Take each line containing "Active" and report it exactly as written.

■ ■ ■ ■ ■ ■ ■

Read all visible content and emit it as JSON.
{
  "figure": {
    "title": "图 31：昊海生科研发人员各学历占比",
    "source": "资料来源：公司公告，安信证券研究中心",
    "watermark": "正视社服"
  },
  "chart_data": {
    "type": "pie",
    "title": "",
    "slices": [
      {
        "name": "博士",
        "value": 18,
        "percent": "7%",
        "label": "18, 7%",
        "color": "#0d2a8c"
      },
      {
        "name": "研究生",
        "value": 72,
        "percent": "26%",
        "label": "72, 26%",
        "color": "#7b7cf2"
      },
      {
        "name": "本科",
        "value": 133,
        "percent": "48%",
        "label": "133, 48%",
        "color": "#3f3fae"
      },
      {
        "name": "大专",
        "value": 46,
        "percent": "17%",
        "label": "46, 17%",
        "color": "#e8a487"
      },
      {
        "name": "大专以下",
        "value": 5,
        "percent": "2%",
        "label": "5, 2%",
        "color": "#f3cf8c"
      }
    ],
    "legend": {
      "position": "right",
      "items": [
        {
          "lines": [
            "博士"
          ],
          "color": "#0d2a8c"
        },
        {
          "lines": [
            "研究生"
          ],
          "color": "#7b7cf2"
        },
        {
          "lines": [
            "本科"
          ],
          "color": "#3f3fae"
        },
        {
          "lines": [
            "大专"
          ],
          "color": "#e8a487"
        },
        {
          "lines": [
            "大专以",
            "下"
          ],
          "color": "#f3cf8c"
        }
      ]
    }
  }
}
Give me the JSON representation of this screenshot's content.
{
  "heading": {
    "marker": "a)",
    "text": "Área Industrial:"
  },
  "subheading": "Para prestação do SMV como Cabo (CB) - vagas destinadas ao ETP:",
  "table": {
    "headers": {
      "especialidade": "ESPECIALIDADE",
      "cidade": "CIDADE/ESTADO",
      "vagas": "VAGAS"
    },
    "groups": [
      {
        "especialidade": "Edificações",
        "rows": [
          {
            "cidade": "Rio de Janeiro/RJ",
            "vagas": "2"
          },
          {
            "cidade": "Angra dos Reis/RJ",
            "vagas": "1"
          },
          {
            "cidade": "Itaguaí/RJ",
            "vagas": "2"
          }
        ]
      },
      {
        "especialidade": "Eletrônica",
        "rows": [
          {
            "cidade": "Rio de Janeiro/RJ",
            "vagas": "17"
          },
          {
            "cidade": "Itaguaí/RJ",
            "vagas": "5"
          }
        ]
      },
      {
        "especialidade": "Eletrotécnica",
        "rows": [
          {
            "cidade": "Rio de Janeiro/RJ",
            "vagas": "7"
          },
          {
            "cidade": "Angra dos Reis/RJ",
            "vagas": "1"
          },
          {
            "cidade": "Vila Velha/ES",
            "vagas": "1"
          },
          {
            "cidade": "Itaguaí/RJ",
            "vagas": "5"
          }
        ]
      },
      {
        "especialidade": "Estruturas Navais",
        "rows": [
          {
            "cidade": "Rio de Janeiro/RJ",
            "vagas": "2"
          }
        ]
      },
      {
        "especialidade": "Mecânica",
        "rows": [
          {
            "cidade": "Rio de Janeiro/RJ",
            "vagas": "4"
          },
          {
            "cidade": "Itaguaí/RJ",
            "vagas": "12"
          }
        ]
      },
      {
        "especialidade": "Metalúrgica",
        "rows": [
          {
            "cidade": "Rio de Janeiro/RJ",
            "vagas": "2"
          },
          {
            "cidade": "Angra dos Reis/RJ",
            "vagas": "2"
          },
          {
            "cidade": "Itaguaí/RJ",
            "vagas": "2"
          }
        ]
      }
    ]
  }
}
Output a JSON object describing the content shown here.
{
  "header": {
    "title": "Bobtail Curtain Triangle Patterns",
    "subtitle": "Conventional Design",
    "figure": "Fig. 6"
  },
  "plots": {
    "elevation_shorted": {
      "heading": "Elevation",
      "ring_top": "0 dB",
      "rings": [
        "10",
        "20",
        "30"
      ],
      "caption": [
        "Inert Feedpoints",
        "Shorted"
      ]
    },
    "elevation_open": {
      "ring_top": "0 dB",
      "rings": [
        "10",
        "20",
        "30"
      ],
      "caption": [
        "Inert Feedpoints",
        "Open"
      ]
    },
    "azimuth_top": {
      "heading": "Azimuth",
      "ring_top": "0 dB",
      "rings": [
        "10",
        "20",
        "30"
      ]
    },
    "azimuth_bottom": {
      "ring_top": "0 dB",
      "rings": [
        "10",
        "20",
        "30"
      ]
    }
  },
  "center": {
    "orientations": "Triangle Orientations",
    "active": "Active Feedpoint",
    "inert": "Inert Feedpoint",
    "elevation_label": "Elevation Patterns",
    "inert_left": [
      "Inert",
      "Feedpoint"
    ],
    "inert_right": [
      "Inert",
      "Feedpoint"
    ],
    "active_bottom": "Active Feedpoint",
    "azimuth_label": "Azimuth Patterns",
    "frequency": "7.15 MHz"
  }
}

■ ■ ■ ■ ■ ■ ■

_Written answer:_
    "active": "Active Feedpoint",
    "active_bottom": "Active Feedpoint",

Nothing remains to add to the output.